====== RECORD LIST ======
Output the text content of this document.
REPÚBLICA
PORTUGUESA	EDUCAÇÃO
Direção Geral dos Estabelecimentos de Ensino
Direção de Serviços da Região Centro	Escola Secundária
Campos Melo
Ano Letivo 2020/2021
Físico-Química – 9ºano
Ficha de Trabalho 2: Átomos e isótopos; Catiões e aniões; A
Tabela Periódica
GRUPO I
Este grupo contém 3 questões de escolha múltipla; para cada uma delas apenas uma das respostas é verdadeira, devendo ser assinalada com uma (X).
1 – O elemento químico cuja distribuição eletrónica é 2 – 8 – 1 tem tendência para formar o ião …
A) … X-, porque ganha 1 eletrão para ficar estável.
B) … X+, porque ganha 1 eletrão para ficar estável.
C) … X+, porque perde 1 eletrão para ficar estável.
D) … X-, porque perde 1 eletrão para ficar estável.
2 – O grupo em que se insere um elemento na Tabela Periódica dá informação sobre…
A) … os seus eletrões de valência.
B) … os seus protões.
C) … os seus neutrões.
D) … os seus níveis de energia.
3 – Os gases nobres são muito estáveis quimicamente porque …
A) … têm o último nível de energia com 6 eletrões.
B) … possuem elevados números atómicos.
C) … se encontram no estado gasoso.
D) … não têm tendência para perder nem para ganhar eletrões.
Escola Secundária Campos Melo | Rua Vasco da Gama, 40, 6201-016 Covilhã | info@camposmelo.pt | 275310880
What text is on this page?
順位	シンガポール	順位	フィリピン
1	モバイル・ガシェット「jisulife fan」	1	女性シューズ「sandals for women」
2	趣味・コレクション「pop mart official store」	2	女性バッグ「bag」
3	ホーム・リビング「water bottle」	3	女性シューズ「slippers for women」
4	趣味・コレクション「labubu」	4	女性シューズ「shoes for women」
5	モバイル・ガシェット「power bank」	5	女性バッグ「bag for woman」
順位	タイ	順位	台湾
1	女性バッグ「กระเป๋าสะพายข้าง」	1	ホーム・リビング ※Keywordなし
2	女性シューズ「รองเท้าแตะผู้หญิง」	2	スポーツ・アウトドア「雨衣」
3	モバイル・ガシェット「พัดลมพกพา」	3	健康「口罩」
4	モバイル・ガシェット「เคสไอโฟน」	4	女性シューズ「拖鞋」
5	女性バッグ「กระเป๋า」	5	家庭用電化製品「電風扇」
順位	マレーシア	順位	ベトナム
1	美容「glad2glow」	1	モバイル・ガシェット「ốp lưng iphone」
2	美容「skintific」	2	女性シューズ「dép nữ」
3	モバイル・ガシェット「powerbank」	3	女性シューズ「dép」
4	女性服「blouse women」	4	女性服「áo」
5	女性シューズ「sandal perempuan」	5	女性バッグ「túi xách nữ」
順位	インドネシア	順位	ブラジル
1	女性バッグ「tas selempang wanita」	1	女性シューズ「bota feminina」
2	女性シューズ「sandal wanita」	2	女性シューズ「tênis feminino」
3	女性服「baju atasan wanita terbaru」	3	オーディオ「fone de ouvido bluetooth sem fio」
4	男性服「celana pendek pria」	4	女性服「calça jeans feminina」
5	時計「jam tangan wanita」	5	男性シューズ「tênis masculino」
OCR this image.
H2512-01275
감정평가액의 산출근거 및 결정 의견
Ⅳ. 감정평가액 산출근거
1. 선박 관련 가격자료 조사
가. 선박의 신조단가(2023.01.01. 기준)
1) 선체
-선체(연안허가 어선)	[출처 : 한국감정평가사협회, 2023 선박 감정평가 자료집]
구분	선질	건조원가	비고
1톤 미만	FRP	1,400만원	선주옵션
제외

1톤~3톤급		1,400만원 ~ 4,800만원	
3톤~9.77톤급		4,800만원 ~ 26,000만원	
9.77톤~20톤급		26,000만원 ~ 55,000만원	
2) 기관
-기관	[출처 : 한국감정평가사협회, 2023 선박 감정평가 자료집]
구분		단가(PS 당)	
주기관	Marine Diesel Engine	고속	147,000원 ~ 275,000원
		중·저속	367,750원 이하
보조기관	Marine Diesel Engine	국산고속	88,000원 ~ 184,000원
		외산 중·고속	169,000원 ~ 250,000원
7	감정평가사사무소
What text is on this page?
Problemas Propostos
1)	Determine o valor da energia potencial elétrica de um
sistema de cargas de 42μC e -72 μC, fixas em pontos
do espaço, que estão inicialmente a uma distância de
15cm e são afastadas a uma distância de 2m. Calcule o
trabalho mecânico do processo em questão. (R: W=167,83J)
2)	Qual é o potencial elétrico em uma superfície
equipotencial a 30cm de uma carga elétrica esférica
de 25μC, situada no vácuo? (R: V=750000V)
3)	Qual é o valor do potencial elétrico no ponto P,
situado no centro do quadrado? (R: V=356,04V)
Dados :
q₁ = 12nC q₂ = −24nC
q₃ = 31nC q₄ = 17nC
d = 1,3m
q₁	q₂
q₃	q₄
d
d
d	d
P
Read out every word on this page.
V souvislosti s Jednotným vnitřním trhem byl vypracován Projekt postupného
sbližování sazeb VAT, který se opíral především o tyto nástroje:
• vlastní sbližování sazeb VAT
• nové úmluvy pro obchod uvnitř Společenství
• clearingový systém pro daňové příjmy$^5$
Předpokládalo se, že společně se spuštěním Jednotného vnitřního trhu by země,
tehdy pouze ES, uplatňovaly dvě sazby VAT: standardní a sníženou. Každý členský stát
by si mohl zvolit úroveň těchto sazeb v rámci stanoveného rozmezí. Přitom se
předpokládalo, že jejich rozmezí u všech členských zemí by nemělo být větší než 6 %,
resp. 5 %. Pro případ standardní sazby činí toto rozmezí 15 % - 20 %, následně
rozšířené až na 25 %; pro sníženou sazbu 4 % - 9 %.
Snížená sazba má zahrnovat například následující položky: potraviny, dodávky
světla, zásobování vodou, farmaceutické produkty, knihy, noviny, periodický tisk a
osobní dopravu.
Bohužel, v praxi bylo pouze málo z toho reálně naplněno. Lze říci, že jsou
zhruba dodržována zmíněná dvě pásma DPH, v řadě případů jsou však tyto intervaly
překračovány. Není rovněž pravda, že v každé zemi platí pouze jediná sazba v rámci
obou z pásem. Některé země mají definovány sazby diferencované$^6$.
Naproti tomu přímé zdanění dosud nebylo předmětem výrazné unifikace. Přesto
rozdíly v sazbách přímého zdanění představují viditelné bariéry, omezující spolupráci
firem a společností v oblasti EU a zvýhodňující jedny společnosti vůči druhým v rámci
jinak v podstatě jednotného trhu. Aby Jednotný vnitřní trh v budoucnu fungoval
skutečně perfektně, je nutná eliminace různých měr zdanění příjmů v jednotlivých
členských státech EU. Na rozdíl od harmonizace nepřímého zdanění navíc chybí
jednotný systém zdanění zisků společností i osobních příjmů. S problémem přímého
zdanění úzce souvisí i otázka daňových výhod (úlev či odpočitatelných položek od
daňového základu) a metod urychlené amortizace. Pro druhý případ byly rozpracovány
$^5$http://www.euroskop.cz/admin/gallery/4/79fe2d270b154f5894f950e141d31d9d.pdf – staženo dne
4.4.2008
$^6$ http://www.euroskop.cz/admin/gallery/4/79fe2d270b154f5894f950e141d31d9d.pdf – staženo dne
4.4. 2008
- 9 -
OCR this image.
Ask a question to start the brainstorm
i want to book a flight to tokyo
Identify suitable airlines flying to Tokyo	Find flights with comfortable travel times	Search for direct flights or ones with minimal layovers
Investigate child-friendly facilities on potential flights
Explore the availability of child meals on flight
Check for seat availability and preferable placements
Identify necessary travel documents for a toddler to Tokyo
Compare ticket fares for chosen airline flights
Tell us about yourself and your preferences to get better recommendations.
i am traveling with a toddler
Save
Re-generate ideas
======
GIVEN EXERCISE:
Reproduce the data in its entirety, matching each character.

CORRECT RESPONSE:
Output the text content of this document.
REPÚBLICA
PORTUGUESA	EDUCAÇÃO
Direção Geral dos Estabelecimentos de Ensino
Direção de Serviços da Região Centro	Escola Secundária
Campos Melo
Ano Letivo 2020/2021
Físico-Química – 9ºano
Ficha de Trabalho 2: Átomos e isótopos; Catiões e aniões; A
Tabela Periódica
GRUPO I
Este grupo contém 3 questões de escolha múltipla; para cada uma delas apenas uma das respostas é verdadeira, devendo ser assinalada com uma (X).
1 – O elemento químico cuja distribuição eletrónica é 2 – 8 – 1 tem tendência para formar o ião …
A) … X-, porque ganha 1 eletrão para ficar estável.
B) … X+, porque ganha 1 eletrão para ficar estável.
C) … X+, porque perde 1 eletrão para ficar estável.
D) … X-, porque perde 1 eletrão para ficar estável.
2 – O grupo em que se insere um elemento na Tabela Periódica dá informação sobre…
A) … os seus eletrões de valência.
B) … os seus protões.
C) … os seus neutrões.
D) … os seus níveis de energia.
3 – Os gases nobres são muito estáveis quimicamente porque …
A) … têm o último nível de energia com 6 eletrões.
B) … possuem elevados números atómicos.
C) … se encontram no estado gasoso.
D) … não têm tendência para perder nem para ganhar eletrões.
Escola Secundária Campos Melo | Rua Vasco da Gama, 40, 6201-016 Covilhã | info@camposmelo.pt | 275310880
What text is on this page?
順位	シンガポール	順位	フィリピン
1	モバイル・ガシェット「jisulife fan」	1	女性シューズ「sandals for women」
2	趣味・コレクション「pop mart official store」	2	女性バッグ「bag」
3	ホーム・リビング「water bottle」	3	女性シューズ「slippers for women」
4	趣味・コレクション「labubu」	4	女性シューズ「shoes for women」
5	モバイル・ガシェット「power bank」	5	女性バッグ「bag for woman」
順位	タイ	順位	台湾
1	女性バッグ「กระเป๋าสะพายข้าง」	1	ホーム・リビング ※Keywordなし
2	女性シューズ「รองเท้าแตะผู้หญิง」	2	スポーツ・アウトドア「雨衣」
3	モバイル・ガシェット「พัดลมพกพา」	3	健康「口罩」
4	モバイル・ガシェット「เคสไอโฟน」	4	女性シューズ「拖鞋」
5	女性バッグ「กระเป๋า」	5	家庭用電化製品「電風扇」
順位	マレーシア	順位	ベトナム
1	美容「glad2glow」	1	モバイル・ガシェット「ốp lưng iphone」
2	美容「skintific」	2	女性シューズ「dép nữ」
3	モバイル・ガシェット「powerbank」	3	女性シューズ「dép」
4	女性服「blouse women」	4	女性服「áo」
5	女性シューズ「sandal perempuan」	5	女性バッグ「túi xách nữ」
順位	インドネシア	順位	ブラジル
1	女性バッグ「tas selempang wanita」	1	女性シューズ「bota feminina」
2	女性シューズ「sandal wanita」	2	女性シューズ「tênis feminino」
3	女性服「baju atasan wanita terbaru」	3	オーディオ「fone de ouvido bluetooth sem fio」
4	男性服「celana pendek pria」	4	女性服「calça jeans feminina」
5	時計「jam tangan wanita」	5	男性シューズ「tênis masculino」
OCR this image.
H2512-01275
감정평가액의 산출근거 및 결정 의견
Ⅳ. 감정평가액 산출근거
1. 선박 관련 가격자료 조사
가. 선박의 신조단가(2023.01.01. 기준)
1) 선체
-선체(연안허가 어선)	[출처 : 한국감정평가사협회, 2023 선박 감정평가 자료집]
구분	선질	건조원가	비고
1톤 미만	FRP	1,400만원	선주옵션
제외

1톤~3톤급		1,400만원 ~ 4,800만원	
3톤~9.77톤급		4,800만원 ~ 26,000만원	
9.77톤~20톤급		26,000만원 ~ 55,000만원	
2) 기관
-기관	[출처 : 한국감정평가사협회, 2023 선박 감정평가 자료집]
구분		단가(PS 당)	
주기관	Marine Diesel Engine	고속	147,000원 ~ 275,000원
		중·저속	367,750원 이하
보조기관	Marine Diesel Engine	국산고속	88,000원 ~ 184,000원
		외산 중·고속	169,000원 ~ 250,000원
7	감정평가사사무소
What text is on this page?
Problemas Propostos
1)	Determine o valor da energia potencial elétrica de um
sistema de cargas de 42μC e -72 μC, fixas em pontos
do espaço, que estão inicialmente a uma distância de
15cm e são afastadas a uma distância de 2m. Calcule o
trabalho mecânico do processo em questão. (R: W=167,83J)
2)	Qual é o potencial elétrico em uma superfície
equipotencial a 30cm de uma carga elétrica esférica
de 25μC, situada no vácuo? (R: V=750000V)
3)	Qual é o valor do potencial elétrico no ponto P,
situado no centro do quadrado? (R: V=356,04V)
Dados :
q₁ = 12nC q₂ = −24nC
q₃ = 31nC q₄ = 17nC
d = 1,3m
q₁	q₂
q₃	q₄
d
d
d	d
P
Read out every word on this page.
V souvislosti s Jednotným vnitřním trhem byl vypracován Projekt postupného
sbližování sazeb VAT, který se opíral především o tyto nástroje:
• vlastní sbližování sazeb VAT
• nové úmluvy pro obchod uvnitř Společenství
• clearingový systém pro daňové příjmy$^5$
Předpokládalo se, že společně se spuštěním Jednotného vnitřního trhu by země,
tehdy pouze ES, uplatňovaly dvě sazby VAT: standardní a sníženou. Každý členský stát
by si mohl zvolit úroveň těchto sazeb v rámci stanoveného rozmezí. Přitom se
předpokládalo, že jejich rozmezí u všech členských zemí by nemělo být větší než 6 %,
resp. 5 %. Pro případ standardní sazby činí toto rozmezí 15 % - 20 %, následně
rozšířené až na 25 %; pro sníženou sazbu 4 % - 9 %.
Snížená sazba má zahrnovat například následující položky: potraviny, dodávky
světla, zásobování vodou, farmaceutické produkty, knihy, noviny, periodický tisk a
osobní dopravu.
Bohužel, v praxi bylo pouze málo z toho reálně naplněno. Lze říci, že jsou
zhruba dodržována zmíněná dvě pásma DPH, v řadě případů jsou však tyto intervaly
překračovány. Není rovněž pravda, že v každé zemi platí pouze jediná sazba v rámci
obou z pásem. Některé země mají definovány sazby diferencované$^6$.
Naproti tomu přímé zdanění dosud nebylo předmětem výrazné unifikace. Přesto
rozdíly v sazbách přímého zdanění představují viditelné bariéry, omezující spolupráci
firem a společností v oblasti EU a zvýhodňující jedny společnosti vůči druhým v rámci
jinak v podstatě jednotného trhu. Aby Jednotný vnitřní trh v budoucnu fungoval
skutečně perfektně, je nutná eliminace různých měr zdanění příjmů v jednotlivých
členských státech EU. Na rozdíl od harmonizace nepřímého zdanění navíc chybí
jednotný systém zdanění zisků společností i osobních příjmů. S problémem přímého
zdanění úzce souvisí i otázka daňových výhod (úlev či odpočitatelných položek od
daňového základu) a metod urychlené amortizace. Pro druhý případ byly rozpracovány
$^5$http://www.euroskop.cz/admin/gallery/4/79fe2d270b154f5894f950e141d31d9d.pdf – staženo dne
4.4.2008
$^6$ http://www.euroskop.cz/admin/gallery/4/79fe2d270b154f5894f950e141d31d9d.pdf – staženo dne
4.4. 2008
- 9 -
OCR this image.
Ask a question to start the brainstorm
i want to book a flight to tokyo
Identify suitable airlines flying to Tokyo	Find flights with comfortable travel times	Search for direct flights or ones with minimal layovers
Investigate child-friendly facilities on potential flights
Explore the availability of child meals on flight
Check for seat availability and preferable placements
Identify necessary travel documents for a toddler to Tokyo
Compare ticket fares for chosen airline flights
Tell us about yourself and your preferences to get better recommendations.
i am traveling with a toddler
Save
Re-generate ideas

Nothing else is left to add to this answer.